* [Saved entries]
○ ○ ○ ○
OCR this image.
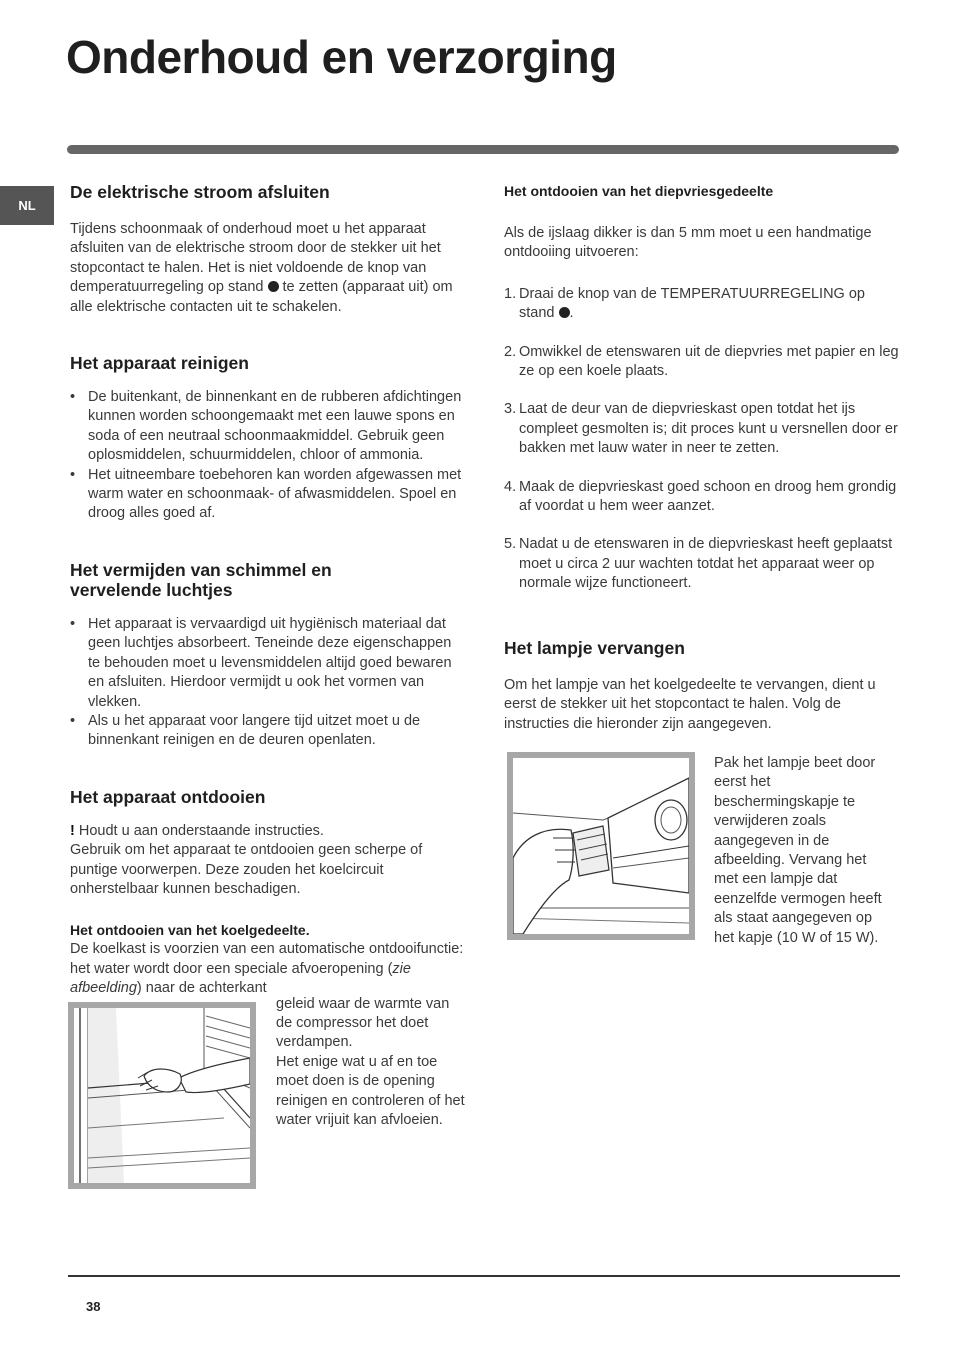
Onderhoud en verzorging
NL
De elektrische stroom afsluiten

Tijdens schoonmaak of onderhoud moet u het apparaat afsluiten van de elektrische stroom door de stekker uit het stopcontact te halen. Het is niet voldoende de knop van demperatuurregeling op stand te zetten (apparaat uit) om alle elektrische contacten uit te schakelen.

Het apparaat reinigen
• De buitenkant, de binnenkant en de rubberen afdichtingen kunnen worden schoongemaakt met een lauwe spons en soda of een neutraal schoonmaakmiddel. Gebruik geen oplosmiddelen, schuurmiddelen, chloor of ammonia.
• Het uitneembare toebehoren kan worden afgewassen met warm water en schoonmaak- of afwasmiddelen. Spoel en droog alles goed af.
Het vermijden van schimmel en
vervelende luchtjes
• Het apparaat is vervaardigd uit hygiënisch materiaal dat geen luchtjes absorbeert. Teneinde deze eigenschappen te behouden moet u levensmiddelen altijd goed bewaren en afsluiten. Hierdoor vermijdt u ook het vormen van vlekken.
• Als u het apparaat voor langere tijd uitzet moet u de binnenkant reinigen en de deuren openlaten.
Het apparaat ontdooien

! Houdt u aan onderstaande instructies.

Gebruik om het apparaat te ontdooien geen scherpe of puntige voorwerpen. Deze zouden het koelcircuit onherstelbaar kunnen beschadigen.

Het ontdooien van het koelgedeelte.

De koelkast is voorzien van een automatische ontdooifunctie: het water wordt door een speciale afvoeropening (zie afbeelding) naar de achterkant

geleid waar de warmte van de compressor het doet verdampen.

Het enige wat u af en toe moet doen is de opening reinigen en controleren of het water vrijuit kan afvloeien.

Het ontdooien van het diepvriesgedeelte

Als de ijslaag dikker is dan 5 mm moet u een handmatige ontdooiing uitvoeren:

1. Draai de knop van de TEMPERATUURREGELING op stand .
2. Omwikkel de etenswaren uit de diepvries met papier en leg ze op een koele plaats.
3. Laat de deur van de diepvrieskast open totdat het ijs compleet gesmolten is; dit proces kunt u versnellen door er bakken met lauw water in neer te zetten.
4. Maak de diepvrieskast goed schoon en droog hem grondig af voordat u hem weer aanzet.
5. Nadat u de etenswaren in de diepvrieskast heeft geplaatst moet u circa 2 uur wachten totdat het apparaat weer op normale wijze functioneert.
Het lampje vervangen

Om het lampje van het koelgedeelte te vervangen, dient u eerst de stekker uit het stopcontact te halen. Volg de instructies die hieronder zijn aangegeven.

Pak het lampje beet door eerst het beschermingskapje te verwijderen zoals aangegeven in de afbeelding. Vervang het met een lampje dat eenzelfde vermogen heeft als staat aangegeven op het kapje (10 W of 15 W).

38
○ ○ ○ ○
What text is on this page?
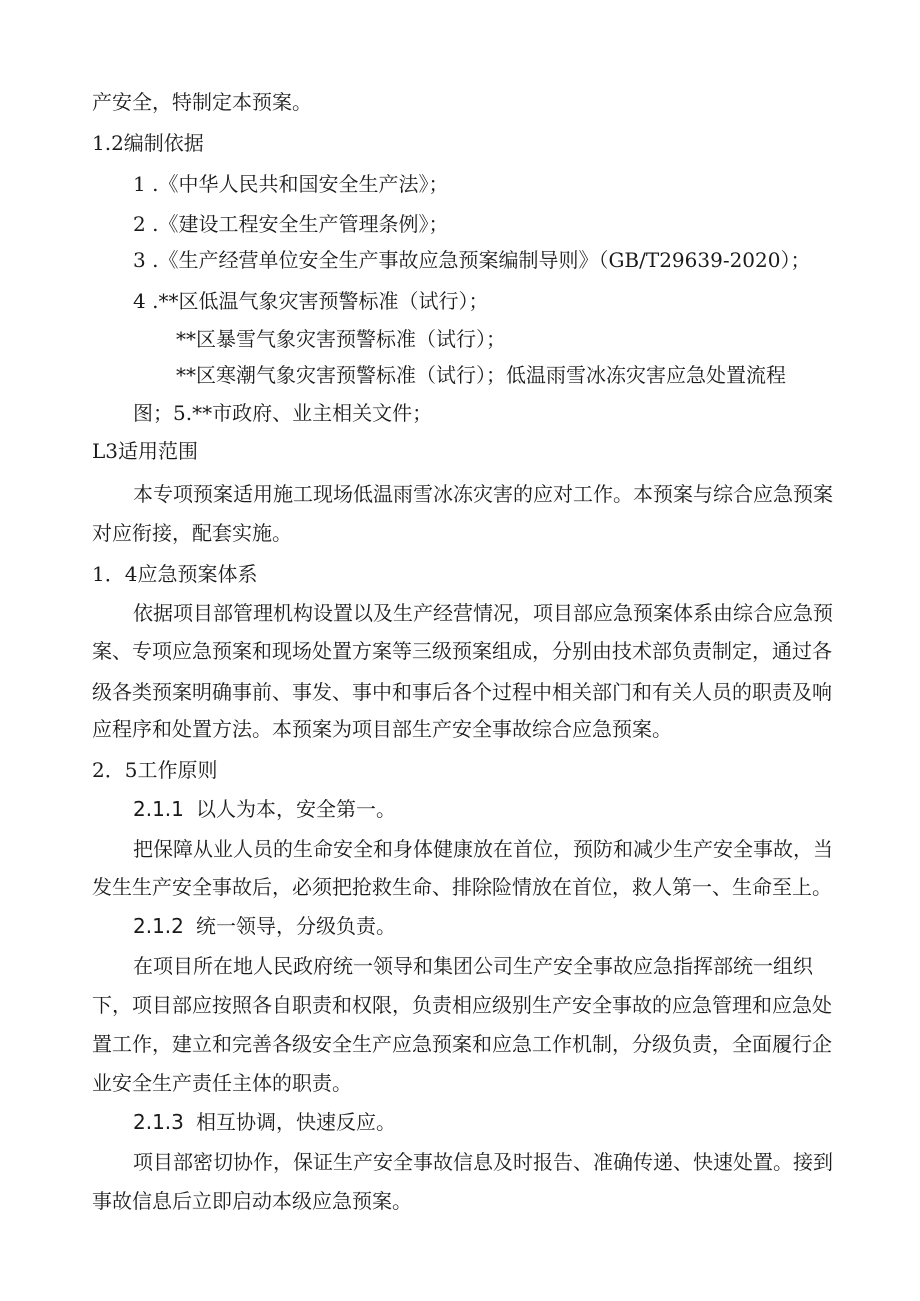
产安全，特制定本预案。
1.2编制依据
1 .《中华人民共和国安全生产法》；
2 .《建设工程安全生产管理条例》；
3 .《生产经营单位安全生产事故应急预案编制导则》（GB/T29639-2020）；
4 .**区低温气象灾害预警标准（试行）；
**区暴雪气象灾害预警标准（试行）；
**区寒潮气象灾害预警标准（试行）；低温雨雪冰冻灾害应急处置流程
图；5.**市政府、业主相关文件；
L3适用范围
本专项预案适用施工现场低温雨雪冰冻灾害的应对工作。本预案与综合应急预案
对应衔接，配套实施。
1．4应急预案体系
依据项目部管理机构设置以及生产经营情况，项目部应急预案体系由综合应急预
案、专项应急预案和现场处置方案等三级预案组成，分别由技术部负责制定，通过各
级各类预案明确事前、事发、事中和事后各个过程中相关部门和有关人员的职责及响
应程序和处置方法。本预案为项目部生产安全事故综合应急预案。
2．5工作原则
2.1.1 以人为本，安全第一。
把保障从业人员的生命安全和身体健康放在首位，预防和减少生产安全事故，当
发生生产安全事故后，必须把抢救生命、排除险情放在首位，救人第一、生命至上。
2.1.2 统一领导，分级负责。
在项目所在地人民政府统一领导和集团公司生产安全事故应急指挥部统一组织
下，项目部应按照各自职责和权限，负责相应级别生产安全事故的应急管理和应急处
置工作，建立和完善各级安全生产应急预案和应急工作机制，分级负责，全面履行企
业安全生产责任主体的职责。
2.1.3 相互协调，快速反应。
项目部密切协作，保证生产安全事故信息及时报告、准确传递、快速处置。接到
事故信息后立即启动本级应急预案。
○ ○ ○ ○
* [What you need to do]
Go through the records and show every line with the string "reinigen" in it.

* [Completed task]
Het apparaat reinigen
• Als u het apparaat voor langere tijd uitzet moet u de binnenkant reinigen en de deuren openlaten.
Het enige wat u af en toe moet doen is de opening reinigen en controleren of het water vrijuit kan afvloeien.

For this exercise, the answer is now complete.